Available records:
* * * *

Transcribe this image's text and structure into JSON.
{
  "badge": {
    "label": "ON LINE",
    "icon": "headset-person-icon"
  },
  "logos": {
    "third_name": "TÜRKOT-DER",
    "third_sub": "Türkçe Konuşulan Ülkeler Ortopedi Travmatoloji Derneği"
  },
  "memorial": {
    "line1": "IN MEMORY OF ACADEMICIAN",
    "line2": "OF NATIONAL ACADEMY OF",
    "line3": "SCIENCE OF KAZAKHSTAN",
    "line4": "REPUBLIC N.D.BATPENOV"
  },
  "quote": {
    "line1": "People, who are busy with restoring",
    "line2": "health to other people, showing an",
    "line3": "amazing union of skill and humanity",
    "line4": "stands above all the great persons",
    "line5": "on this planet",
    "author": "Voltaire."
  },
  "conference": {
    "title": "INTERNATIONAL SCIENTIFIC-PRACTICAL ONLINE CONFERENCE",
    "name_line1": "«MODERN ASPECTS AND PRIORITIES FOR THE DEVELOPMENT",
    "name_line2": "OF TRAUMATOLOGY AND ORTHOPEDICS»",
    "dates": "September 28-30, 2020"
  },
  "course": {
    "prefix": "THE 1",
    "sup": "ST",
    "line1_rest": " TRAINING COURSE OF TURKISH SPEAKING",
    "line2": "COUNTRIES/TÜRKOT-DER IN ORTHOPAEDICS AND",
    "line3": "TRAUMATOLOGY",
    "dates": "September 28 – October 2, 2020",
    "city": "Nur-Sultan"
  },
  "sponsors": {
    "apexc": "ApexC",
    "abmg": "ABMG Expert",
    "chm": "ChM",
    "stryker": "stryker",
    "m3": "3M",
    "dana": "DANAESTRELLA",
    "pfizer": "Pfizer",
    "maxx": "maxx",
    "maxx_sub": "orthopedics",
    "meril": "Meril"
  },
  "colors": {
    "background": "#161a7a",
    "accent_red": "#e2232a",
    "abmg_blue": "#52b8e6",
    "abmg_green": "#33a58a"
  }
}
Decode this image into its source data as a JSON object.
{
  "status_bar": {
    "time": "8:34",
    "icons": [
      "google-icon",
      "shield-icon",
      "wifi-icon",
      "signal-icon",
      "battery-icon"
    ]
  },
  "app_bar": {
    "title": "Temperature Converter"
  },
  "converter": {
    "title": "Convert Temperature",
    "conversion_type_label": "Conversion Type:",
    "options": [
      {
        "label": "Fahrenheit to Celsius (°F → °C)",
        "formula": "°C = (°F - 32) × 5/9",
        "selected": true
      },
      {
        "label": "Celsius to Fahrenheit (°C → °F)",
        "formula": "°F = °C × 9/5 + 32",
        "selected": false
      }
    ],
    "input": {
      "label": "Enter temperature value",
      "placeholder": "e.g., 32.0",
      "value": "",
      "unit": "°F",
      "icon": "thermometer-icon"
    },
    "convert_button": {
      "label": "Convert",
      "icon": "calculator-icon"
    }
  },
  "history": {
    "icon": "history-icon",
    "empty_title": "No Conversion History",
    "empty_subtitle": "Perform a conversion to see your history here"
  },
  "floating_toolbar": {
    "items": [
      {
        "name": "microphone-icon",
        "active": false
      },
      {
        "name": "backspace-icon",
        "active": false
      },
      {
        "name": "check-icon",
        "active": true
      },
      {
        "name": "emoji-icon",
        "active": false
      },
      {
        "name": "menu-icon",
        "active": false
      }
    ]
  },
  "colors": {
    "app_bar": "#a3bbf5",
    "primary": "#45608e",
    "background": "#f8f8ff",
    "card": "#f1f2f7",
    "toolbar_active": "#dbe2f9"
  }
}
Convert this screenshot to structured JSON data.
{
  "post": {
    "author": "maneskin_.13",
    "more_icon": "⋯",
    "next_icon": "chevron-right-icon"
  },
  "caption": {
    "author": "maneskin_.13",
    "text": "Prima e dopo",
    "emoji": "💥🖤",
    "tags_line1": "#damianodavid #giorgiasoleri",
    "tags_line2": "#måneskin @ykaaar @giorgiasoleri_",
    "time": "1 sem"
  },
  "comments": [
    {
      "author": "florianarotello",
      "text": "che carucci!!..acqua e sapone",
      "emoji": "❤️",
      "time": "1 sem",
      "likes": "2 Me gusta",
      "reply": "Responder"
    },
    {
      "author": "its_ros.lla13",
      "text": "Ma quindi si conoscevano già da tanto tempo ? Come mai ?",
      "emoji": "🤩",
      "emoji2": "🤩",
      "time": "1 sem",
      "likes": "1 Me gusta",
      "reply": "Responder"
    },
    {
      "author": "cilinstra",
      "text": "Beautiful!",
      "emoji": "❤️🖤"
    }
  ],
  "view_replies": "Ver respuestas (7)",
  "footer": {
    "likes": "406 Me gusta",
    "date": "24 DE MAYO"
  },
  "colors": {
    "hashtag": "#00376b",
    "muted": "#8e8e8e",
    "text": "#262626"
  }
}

* * * *

Task statement:
Extract every record. Keep wording exact.

Complete answer:
Transcribe this image's text and structure into JSON.
{
  "badge": {
    "label": "ON LINE",
    "icon": "headset-person-icon"
  },
  "logos": {
    "third_name": "TÜRKOT-DER",
    "third_sub": "Türkçe Konuşulan Ülkeler Ortopedi Travmatoloji Derneği"
  },
  "memorial": {
    "line1": "IN MEMORY OF ACADEMICIAN",
    "line2": "OF NATIONAL ACADEMY OF",
    "line3": "SCIENCE OF KAZAKHSTAN",
    "line4": "REPUBLIC N.D.BATPENOV"
  },
  "quote": {
    "line1": "People, who are busy with restoring",
    "line2": "health to other people, showing an",
    "line3": "amazing union of skill and humanity",
    "line4": "stands above all the great persons",
    "line5": "on this planet",
    "author": "Voltaire."
  },
  "conference": {
    "title": "INTERNATIONAL SCIENTIFIC-PRACTICAL ONLINE CONFERENCE",
    "name_line1": "«MODERN ASPECTS AND PRIORITIES FOR THE DEVELOPMENT",
    "name_line2": "OF TRAUMATOLOGY AND ORTHOPEDICS»",
    "dates": "September 28-30, 2020"
  },
  "course": {
    "prefix": "THE 1",
    "sup": "ST",
    "line1_rest": " TRAINING COURSE OF TURKISH SPEAKING",
    "line2": "COUNTRIES/TÜRKOT-DER IN ORTHOPAEDICS AND",
    "line3": "TRAUMATOLOGY",
    "dates": "September 28 – October 2, 2020",
    "city": "Nur-Sultan"
  },
  "sponsors": {
    "apexc": "ApexC",
    "abmg": "ABMG Expert",
    "chm": "ChM",
    "stryker": "stryker",
    "m3": "3M",
    "dana": "DANAESTRELLA",
    "pfizer": "Pfizer",
    "maxx": "maxx",
    "maxx_sub": "orthopedics",
    "meril": "Meril"
  },
  "colors": {
    "background": "#161a7a",
    "accent_red": "#e2232a",
    "abmg_blue": "#52b8e6",
    "abmg_green": "#33a58a"
  }
}
Decode this image into its source data as a JSON object.
{
  "status_bar": {
    "time": "8:34",
    "icons": [
      "google-icon",
      "shield-icon",
      "wifi-icon",
      "signal-icon",
      "battery-icon"
    ]
  },
  "app_bar": {
    "title": "Temperature Converter"
  },
  "converter": {
    "title": "Convert Temperature",
    "conversion_type_label": "Conversion Type:",
    "options": [
      {
        "label": "Fahrenheit to Celsius (°F → °C)",
        "formula": "°C = (°F - 32) × 5/9",
        "selected": true
      },
      {
        "label": "Celsius to Fahrenheit (°C → °F)",
        "formula": "°F = °C × 9/5 + 32",
        "selected": false
      }
    ],
    "input": {
      "label": "Enter temperature value",
      "placeholder": "e.g., 32.0",
      "value": "",
      "unit": "°F",
      "icon": "thermometer-icon"
    },
    "convert_button": {
      "label": "Convert",
      "icon": "calculator-icon"
    }
  },
  "history": {
    "icon": "history-icon",
    "empty_title": "No Conversion History",
    "empty_subtitle": "Perform a conversion to see your history here"
  },
  "floating_toolbar": {
    "items": [
      {
        "name": "microphone-icon",
        "active": false
      },
      {
        "name": "backspace-icon",
        "active": false
      },
      {
        "name": "check-icon",
        "active": true
      },
      {
        "name": "emoji-icon",
        "active": false
      },
      {
        "name": "menu-icon",
        "active": false
      }
    ]
  },
  "colors": {
    "app_bar": "#a3bbf5",
    "primary": "#45608e",
    "background": "#f8f8ff",
    "card": "#f1f2f7",
    "toolbar_active": "#dbe2f9"
  }
}
Convert this screenshot to structured JSON data.
{
  "post": {
    "author": "maneskin_.13",
    "more_icon": "⋯",
    "next_icon": "chevron-right-icon"
  },
  "caption": {
    "author": "maneskin_.13",
    "text": "Prima e dopo",
    "emoji": "💥🖤",
    "tags_line1": "#damianodavid #giorgiasoleri",
    "tags_line2": "#måneskin @ykaaar @giorgiasoleri_",
    "time": "1 sem"
  },
  "comments": [
    {
      "author": "florianarotello",
      "text": "che carucci!!..acqua e sapone",
      "emoji": "❤️",
      "time": "1 sem",
      "likes": "2 Me gusta",
      "reply": "Responder"
    },
    {
      "author": "its_ros.lla13",
      "text": "Ma quindi si conoscevano già da tanto tempo ? Come mai ?",
      "emoji": "🤩",
      "emoji2": "🤩",
      "time": "1 sem",
      "likes": "1 Me gusta",
      "reply": "Responder"
    },
    {
      "author": "cilinstra",
      "text": "Beautiful!",
      "emoji": "❤️🖤"
    }
  ],
  "view_replies": "Ver respuestas (7)",
  "footer": {
    "likes": "406 Me gusta",
    "date": "24 DE MAYO"
  },
  "colors": {
    "hashtag": "#00376b",
    "muted": "#8e8e8e",
    "text": "#262626"
  }
}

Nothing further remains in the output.